» **WHAT THIS TASK INVOLVES**:
Convert the records below into a JSON array of strings, one string per line, skipping blank lines and leaving out the pictures.

» **RECORDS TO USE**:
_ _ _ _ _
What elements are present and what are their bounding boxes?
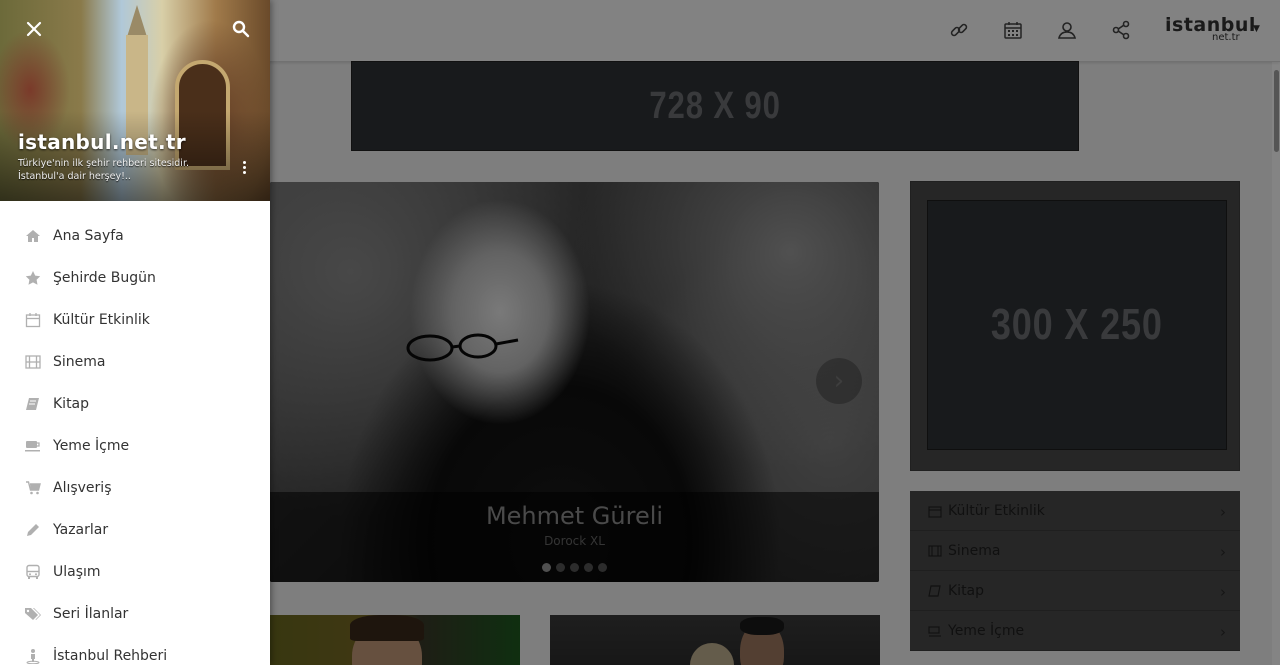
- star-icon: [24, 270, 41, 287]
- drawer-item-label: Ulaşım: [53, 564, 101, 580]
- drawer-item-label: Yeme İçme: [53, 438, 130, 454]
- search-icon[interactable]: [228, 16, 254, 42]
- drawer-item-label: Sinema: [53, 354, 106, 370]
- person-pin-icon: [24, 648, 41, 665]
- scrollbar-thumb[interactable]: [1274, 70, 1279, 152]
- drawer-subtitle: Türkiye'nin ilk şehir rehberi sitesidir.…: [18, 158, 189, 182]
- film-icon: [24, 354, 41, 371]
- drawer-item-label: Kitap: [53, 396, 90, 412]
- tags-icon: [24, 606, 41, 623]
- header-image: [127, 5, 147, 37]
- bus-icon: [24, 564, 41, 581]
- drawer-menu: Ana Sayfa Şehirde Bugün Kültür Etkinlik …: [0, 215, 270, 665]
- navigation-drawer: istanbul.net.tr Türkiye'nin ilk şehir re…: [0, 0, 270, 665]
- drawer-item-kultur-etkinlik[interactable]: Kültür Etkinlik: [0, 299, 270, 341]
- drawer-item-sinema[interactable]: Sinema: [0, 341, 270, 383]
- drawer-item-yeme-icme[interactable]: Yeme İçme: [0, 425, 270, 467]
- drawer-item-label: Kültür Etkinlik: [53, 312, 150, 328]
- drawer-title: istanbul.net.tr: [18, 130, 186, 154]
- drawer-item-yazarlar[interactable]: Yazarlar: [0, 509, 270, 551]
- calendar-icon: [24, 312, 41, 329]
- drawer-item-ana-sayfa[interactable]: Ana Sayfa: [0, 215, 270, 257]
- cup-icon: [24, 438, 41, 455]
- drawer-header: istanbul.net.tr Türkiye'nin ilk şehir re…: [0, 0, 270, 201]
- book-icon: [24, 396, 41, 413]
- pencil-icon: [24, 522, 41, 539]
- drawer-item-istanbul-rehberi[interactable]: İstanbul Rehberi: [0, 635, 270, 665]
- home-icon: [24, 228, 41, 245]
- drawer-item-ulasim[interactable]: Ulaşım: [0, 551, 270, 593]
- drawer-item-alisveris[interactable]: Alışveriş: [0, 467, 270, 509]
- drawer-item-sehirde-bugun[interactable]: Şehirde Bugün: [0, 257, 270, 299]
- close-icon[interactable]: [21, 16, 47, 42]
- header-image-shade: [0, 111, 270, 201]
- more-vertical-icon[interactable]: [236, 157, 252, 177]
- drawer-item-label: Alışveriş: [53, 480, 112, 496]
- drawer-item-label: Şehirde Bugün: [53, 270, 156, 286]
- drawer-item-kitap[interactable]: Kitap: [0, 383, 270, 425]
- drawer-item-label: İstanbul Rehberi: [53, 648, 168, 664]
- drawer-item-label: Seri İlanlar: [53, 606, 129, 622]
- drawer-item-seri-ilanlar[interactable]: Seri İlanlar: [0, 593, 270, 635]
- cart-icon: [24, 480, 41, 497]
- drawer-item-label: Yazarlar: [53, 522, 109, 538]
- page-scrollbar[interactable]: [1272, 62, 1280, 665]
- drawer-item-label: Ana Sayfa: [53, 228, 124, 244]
_ _ _ _ _
» **FULL SOLUTION**:
[
  "What elements are present and what are their bounding boxes?",
  "- star-icon: [24, 270, 41, 287]",
  "- drawer-item-label: Ulaşım: [53, 564, 101, 580]",
  "- drawer-item-label: Yeme İçme: [53, 438, 130, 454]",
  "- search-icon[interactable]: [228, 16, 254, 42]",
  "- drawer-item-label: Sinema: [53, 354, 106, 370]",
  "- person-pin-icon: [24, 648, 41, 665]",
  "- scrollbar-thumb[interactable]: [1274, 70, 1279, 152]",
  "- drawer-subtitle: Türkiye'nin ilk şehir rehberi sitesidir.…: [18, 158, 189, 182]",
  "- film-icon: [24, 354, 41, 371]",
  "- drawer-item-label: Kitap: [53, 396, 90, 412]",
  "- tags-icon: [24, 606, 41, 623]",
  "- header-image: [127, 5, 147, 37]",
  "- bus-icon: [24, 564, 41, 581]",
  "- drawer-menu: Ana Sayfa Şehirde Bugün Kültür Etkinlik …: [0, 215, 270, 665]",
  "- navigation-drawer: istanbul.net.tr Türkiye'nin ilk şehir re…: [0, 0, 270, 665]",
  "- drawer-item-kultur-etkinlik[interactable]: Kültür Etkinlik: [0, 299, 270, 341]",
  "- drawer-item-sinema[interactable]: Sinema: [0, 341, 270, 383]",
  "- drawer-item-yeme-icme[interactable]: Yeme İçme: [0, 425, 270, 467]",
  "- drawer-item-label: Kültür Etkinlik: [53, 312, 150, 328]",
  "- drawer-title: istanbul.net.tr: [18, 130, 186, 154]",
  "- drawer-item-yazarlar[interactable]: Yazarlar: [0, 509, 270, 551]",
  "- calendar-icon: [24, 312, 41, 329]",
  "- drawer-item-ana-sayfa[interactable]: Ana Sayfa: [0, 215, 270, 257]",
  "- cup-icon: [24, 438, 41, 455]",
  "- drawer-header: istanbul.net.tr Türkiye'nin ilk şehir re…: [0, 0, 270, 201]",
  "- book-icon: [24, 396, 41, 413]",
  "- pencil-icon: [24, 522, 41, 539]",
  "- drawer-item-istanbul-rehberi[interactable]: İstanbul Rehberi: [0, 635, 270, 665]",
  "- home-icon: [24, 228, 41, 245]",
  "- drawer-item-ulasim[interactable]: Ulaşım: [0, 551, 270, 593]",
  "- drawer-item-alisveris[interactable]: Alışveriş: [0, 467, 270, 509]",
  "- drawer-item-sehirde-bugun[interactable]: Şehirde Bugün: [0, 257, 270, 299]",
  "- close-icon[interactable]: [21, 16, 47, 42]",
  "- header-image-shade: [0, 111, 270, 201]",
  "- more-vertical-icon[interactable]: [236, 157, 252, 177]",
  "- drawer-item-label: Alışveriş: [53, 480, 112, 496]",
  "- drawer-item-label: Şehirde Bugün: [53, 270, 156, 286]",
  "- drawer-item-kitap[interactable]: Kitap: [0, 383, 270, 425]",
  "- drawer-item-label: İstanbul Rehberi: [53, 648, 168, 664]",
  "- drawer-item-label: Seri İlanlar: [53, 606, 129, 622]",
  "- drawer-item-seri-ilanlar[interactable]: Seri İlanlar: [0, 593, 270, 635]",
  "- cart-icon: [24, 480, 41, 497]",
  "- drawer-item-label: Yazarlar: [53, 522, 109, 538]",
  "- page-scrollbar[interactable]: [1272, 62, 1280, 665]",
  "- drawer-item-label: Ana Sayfa: [53, 228, 124, 244]"
]